Problem requirements: All entries should be output exactly as they stand.
----- Stored data
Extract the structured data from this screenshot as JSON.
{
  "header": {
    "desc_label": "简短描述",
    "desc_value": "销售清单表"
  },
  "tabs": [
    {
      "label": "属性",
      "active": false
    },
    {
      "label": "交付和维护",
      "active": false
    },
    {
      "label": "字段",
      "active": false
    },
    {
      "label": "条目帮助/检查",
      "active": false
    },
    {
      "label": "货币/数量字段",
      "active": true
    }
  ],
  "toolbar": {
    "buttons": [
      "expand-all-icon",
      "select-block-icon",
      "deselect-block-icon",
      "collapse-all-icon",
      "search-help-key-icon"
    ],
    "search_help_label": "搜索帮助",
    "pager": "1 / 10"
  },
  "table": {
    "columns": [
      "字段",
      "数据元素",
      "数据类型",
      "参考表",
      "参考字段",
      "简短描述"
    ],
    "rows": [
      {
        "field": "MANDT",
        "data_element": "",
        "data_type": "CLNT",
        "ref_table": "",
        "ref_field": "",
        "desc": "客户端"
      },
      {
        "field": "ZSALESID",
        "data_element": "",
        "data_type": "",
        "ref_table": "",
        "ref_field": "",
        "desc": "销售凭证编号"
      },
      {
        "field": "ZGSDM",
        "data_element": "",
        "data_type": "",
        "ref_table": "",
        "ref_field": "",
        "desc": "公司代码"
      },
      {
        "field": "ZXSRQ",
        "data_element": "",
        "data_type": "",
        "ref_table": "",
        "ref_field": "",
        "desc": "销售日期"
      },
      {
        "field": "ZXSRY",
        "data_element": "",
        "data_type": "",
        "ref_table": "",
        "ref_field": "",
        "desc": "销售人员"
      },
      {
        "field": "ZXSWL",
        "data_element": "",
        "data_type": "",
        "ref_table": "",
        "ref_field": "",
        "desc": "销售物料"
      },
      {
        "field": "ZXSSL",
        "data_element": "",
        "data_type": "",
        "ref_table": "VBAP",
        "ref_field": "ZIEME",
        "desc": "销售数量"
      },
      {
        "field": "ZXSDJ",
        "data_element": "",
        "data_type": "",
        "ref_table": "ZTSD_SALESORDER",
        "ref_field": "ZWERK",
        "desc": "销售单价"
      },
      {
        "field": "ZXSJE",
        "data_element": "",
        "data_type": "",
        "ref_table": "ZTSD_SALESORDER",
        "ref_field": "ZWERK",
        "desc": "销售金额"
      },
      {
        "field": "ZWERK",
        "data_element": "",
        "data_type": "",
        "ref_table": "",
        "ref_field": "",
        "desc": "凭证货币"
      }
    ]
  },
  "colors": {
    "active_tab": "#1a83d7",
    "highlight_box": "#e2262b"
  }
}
----------
Expected answer:
Extract the structured data from this screenshot as JSON.
{
  "header": {
    "desc_label": "简短描述",
    "desc_value": "销售清单表"
  },
  "tabs": [
    {
      "label": "属性",
      "active": false
    },
    {
      "label": "交付和维护",
      "active": false
    },
    {
      "label": "字段",
      "active": false
    },
    {
      "label": "条目帮助/检查",
      "active": false
    },
    {
      "label": "货币/数量字段",
      "active": true
    }
  ],
  "toolbar": {
    "buttons": [
      "expand-all-icon",
      "select-block-icon",
      "deselect-block-icon",
      "collapse-all-icon",
      "search-help-key-icon"
    ],
    "search_help_label": "搜索帮助",
    "pager": "1 / 10"
  },
  "table": {
    "columns": [
      "字段",
      "数据元素",
      "数据类型",
      "参考表",
      "参考字段",
      "简短描述"
    ],
    "rows": [
      {
        "field": "MANDT",
        "data_element": "",
        "data_type": "CLNT",
        "ref_table": "",
        "ref_field": "",
        "desc": "客户端"
      },
      {
        "field": "ZSALESID",
        "data_element": "",
        "data_type": "",
        "ref_table": "",
        "ref_field": "",
        "desc": "销售凭证编号"
      },
      {
        "field": "ZGSDM",
        "data_element": "",
        "data_type": "",
        "ref_table": "",
        "ref_field": "",
        "desc": "公司代码"
      },
      {
        "field": "ZXSRQ",
        "data_element": "",
        "data_type": "",
        "ref_table": "",
        "ref_field": "",
        "desc": "销售日期"
      },
      {
        "field": "ZXSRY",
        "data_element": "",
        "data_type": "",
        "ref_table": "",
        "ref_field": "",
        "desc": "销售人员"
      },
      {
        "field": "ZXSWL",
        "data_element": "",
        "data_type": "",
        "ref_table": "",
        "ref_field": "",
        "desc": "销售物料"
      },
      {
        "field": "ZXSSL",
        "data_element": "",
        "data_type": "",
        "ref_table": "VBAP",
        "ref_field": "ZIEME",
        "desc": "销售数量"
      },
      {
        "field": "ZXSDJ",
        "data_element": "",
        "data_type": "",
        "ref_table": "ZTSD_SALESORDER",
        "ref_field": "ZWERK",
        "desc": "销售单价"
      },
      {
        "field": "ZXSJE",
        "data_element": "",
        "data_type": "",
        "ref_table": "ZTSD_SALESORDER",
        "ref_field": "ZWERK",
        "desc": "销售金额"
      },
      {
        "field": "ZWERK",
        "data_element": "",
        "data_type": "",
        "ref_table": "",
        "ref_field": "",
        "desc": "凭证货币"
      }
    ]
  },
  "colors": {
    "active_tab": "#1a83d7",
    "highlight_box": "#e2262b"
  }
}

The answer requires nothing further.